• INSTRUCTION:
Leave out the pictures and repeat the data exactly.

• ENTRIES SHOWN:
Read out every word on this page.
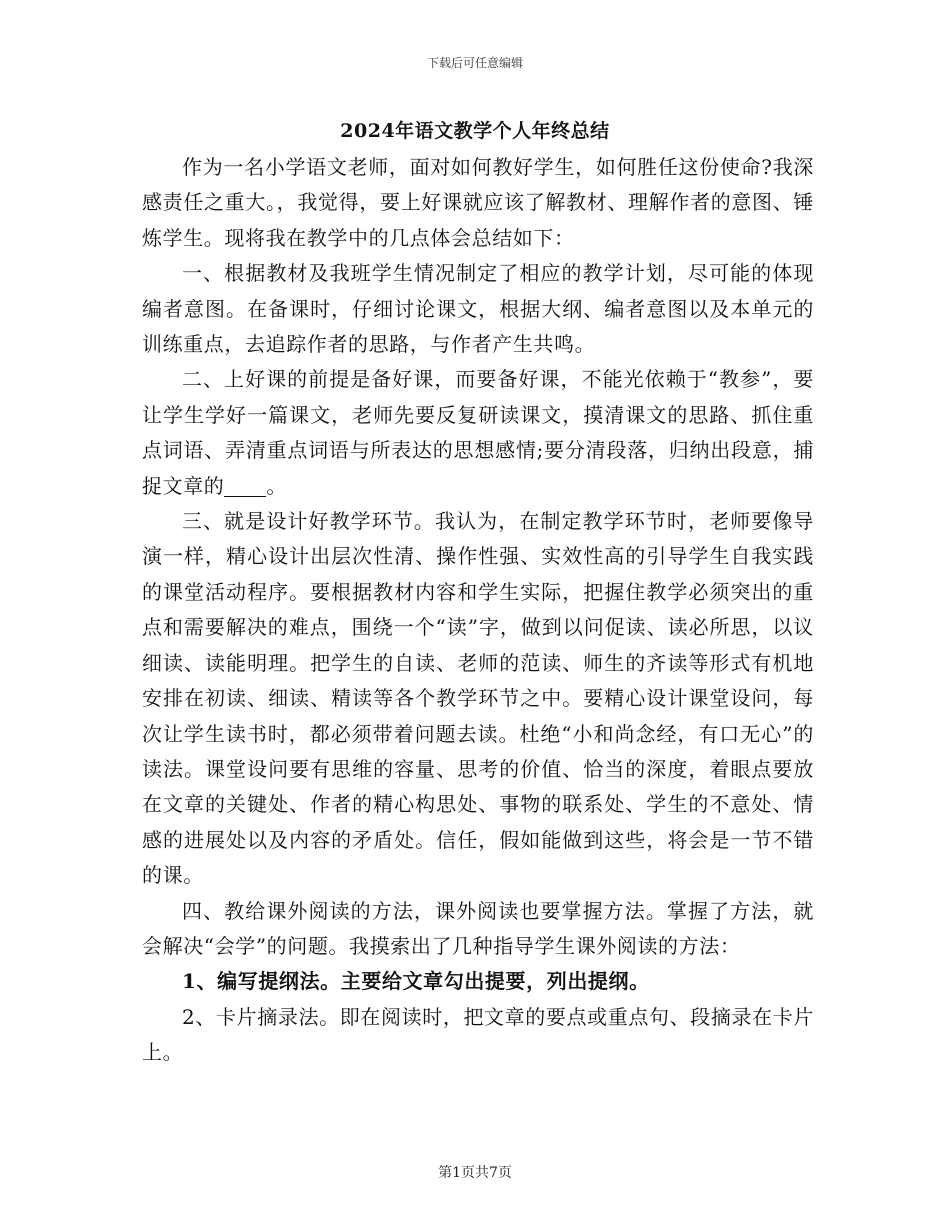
下载后可任意编辑
2024年语文教学个人年终总结

作为一名小学语文老师，面对如何教好学生，如何胜任这份使命?我深感责任之重大。，我觉得，要上好课就应该了解教材、理解作者的意图、锤炼学生。现将我在教学中的几点体会总结如下：

一、根据教材及我班学生情况制定了相应的教学计划，尽可能的体现编者意图。在备课时，仔细讨论课文，根据大纲、编者意图以及本单元的训练重点，去追踪作者的思路，与作者产生共鸣。

二、上好课的前提是备好课，而要备好课，不能光依赖于“教参”，要让学生学好一篇课文，老师先要反复研读课文，摸清课文的思路、抓住重点词语、弄清重点词语与所表达的思想感情;要分清段落，归纳出段意，捕捉文章的 。

三、就是设计好教学环节。我认为，在制定教学环节时，老师要像导演一样，精心设计出层次性清、操作性强、实效性高的引导学生自我实践的课堂活动程序。要根据教材内容和学生实际，把握住教学必须突出的重点和需要解决的难点，围绕一个“读”字，做到以问促读、读必所思，以议细读、读能明理。把学生的自读、老师的范读、师生的齐读等形式有机地安排在初读、细读、精读等各个教学环节之中。要精心设计课堂设问，每次让学生读书时，都必须带着问题去读。杜绝“小和尚念经，有口无心”的读法。课堂设问要有思维的容量、思考的价值、恰当的深度，着眼点要放在文章的关键处、作者的精心构思处、事物的联系处、学生的不意处、情感的进展处以及内容的矛盾处。信任，假如能做到这些，将会是一节不错的课。

四、教给课外阅读的方法，课外阅读也要掌握方法。掌握了方法，就会解决“会学”的问题。我摸索出了几种指导学生课外阅读的方法：

1、编写提纲法。主要给文章勾出提要，列出提纲。

2、卡片摘录法。即在阅读时，把文章的要点或重点句、段摘录在卡片上。

第1页共7页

• SOLVED PROBLEM:
Read out every word on this page.
下载后可任意编辑
2024年语文教学个人年终总结

作为一名小学语文老师，面对如何教好学生，如何胜任这份使命?我深感责任之重大。，我觉得，要上好课就应该了解教材、理解作者的意图、锤炼学生。现将我在教学中的几点体会总结如下：

一、根据教材及我班学生情况制定了相应的教学计划，尽可能的体现编者意图。在备课时，仔细讨论课文，根据大纲、编者意图以及本单元的训练重点，去追踪作者的思路，与作者产生共鸣。

二、上好课的前提是备好课，而要备好课，不能光依赖于“教参”，要让学生学好一篇课文，老师先要反复研读课文，摸清课文的思路、抓住重点词语、弄清重点词语与所表达的思想感情;要分清段落，归纳出段意，捕捉文章的 。

三、就是设计好教学环节。我认为，在制定教学环节时，老师要像导演一样，精心设计出层次性清、操作性强、实效性高的引导学生自我实践的课堂活动程序。要根据教材内容和学生实际，把握住教学必须突出的重点和需要解决的难点，围绕一个“读”字，做到以问促读、读必所思，以议细读、读能明理。把学生的自读、老师的范读、师生的齐读等形式有机地安排在初读、细读、精读等各个教学环节之中。要精心设计课堂设问，每次让学生读书时，都必须带着问题去读。杜绝“小和尚念经，有口无心”的读法。课堂设问要有思维的容量、思考的价值、恰当的深度，着眼点要放在文章的关键处、作者的精心构思处、事物的联系处、学生的不意处、情感的进展处以及内容的矛盾处。信任，假如能做到这些，将会是一节不错的课。

四、教给课外阅读的方法，课外阅读也要掌握方法。掌握了方法，就会解决“会学”的问题。我摸索出了几种指导学生课外阅读的方法：

1、编写提纲法。主要给文章勾出提要，列出提纲。

2、卡片摘录法。即在阅读时，把文章的要点或重点句、段摘录在卡片上。

第1页共7页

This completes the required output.